══ Material supplied
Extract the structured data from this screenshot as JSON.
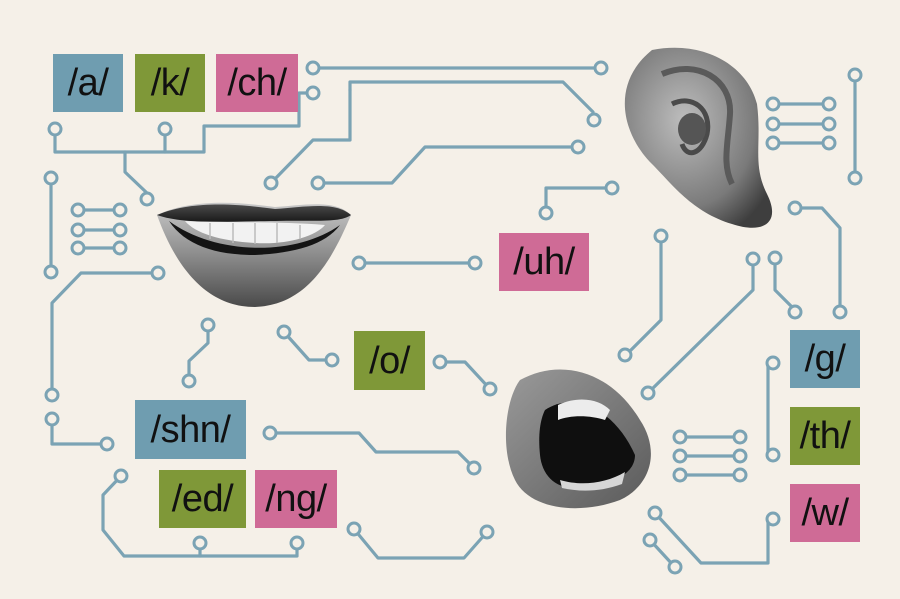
{
  "colors": {
    "background": "#f5f0e8",
    "circuit": "#7ba3b4",
    "tag_blue": "#6f9db0",
    "tag_green": "#7f9838",
    "tag_pink": "#cf6b96",
    "text": "#111111"
  },
  "phonemes": [
    {
      "id": "a",
      "label": "/a/",
      "color": "blue"
    },
    {
      "id": "k",
      "label": "/k/",
      "color": "green"
    },
    {
      "id": "ch",
      "label": "/ch/",
      "color": "pink"
    },
    {
      "id": "uh",
      "label": "/uh/",
      "color": "pink"
    },
    {
      "id": "o",
      "label": "/o/",
      "color": "green"
    },
    {
      "id": "shn",
      "label": "/shn/",
      "color": "blue"
    },
    {
      "id": "ed",
      "label": "/ed/",
      "color": "green"
    },
    {
      "id": "ng",
      "label": "/ng/",
      "color": "pink"
    },
    {
      "id": "g",
      "label": "/g/",
      "color": "blue"
    },
    {
      "id": "th",
      "label": "/th/",
      "color": "green"
    },
    {
      "id": "w",
      "label": "/w/",
      "color": "pink"
    }
  ],
  "images": {
    "smiling_mouth": "smiling-mouth",
    "open_mouth": "open-mouth",
    "ear": "ear"
  }
}
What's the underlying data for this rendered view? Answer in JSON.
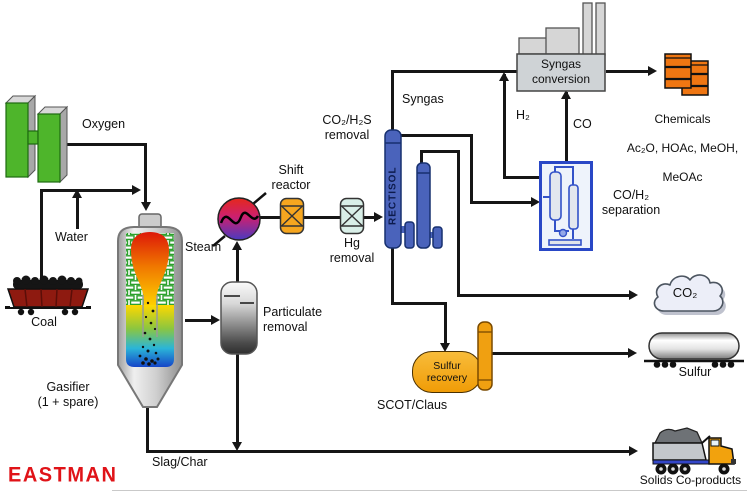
{
  "diagram": {
    "title_context": "Coal gasification chemicals-from-coal process flow",
    "company": "EASTMAN",
    "inputs": {
      "oxygen": "Oxygen",
      "water": "Water",
      "coal": "Coal"
    },
    "units": {
      "gasifier": "Gasifier\n(1 + spare)",
      "steam": "Steam",
      "shift_reactor": "Shift\nreactor",
      "particulate_removal": "Particulate\nremoval",
      "hg_removal": "Hg\nremoval",
      "co2_h2s_removal": "CO₂/H₂S\nremoval",
      "rectisol": "RECTISOL",
      "syngas_conversion": "Syngas\nconversion",
      "co_h2_separation": "CO/H₂\nseparation",
      "sulfur_recovery": "Sulfur\nrecovery",
      "scot_claus": "SCOT/Claus"
    },
    "streams": {
      "syngas": "Syngas",
      "h2": "H₂",
      "co": "CO",
      "co2": "CO₂",
      "slag_char": "Slag/Char"
    },
    "outputs": {
      "chemicals_title": "Chemicals",
      "chemicals_line2": "Ac₂O, HOAc, MeOH,",
      "chemicals_line3": "MeOAc",
      "sulfur": "Sulfur",
      "solids_coproducts": "Solids Co-products"
    },
    "colors": {
      "line": "#161616",
      "oxygen_green": "#4eb52b",
      "coal_red": "#8e1a10",
      "unit_orange": "#f6a61f",
      "hg_cyan": "#d9efe8",
      "rectisol_blue": "#4a63bb",
      "factory_gray": "#cfd3d6",
      "barrel_orange": "#ef7612",
      "coldbox_blue": "#2947c6",
      "sulfur_orange": "#f6a81c",
      "truck_yellow": "#f2a20d",
      "eastman_red": "#e01318"
    }
  }
}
════
Write out each line of the data that holds the string "label".

• **Task result**:
      "label": "/a/",
      "label": "/k/",
      "label": "/ch/",
      "label": "/uh/",
      "label": "/o/",
      "label": "/shn/",
      "label": "/ed/",
      "label": "/ng/",
      "label": "/g/",
      "label": "/th/",
      "label": "/w/",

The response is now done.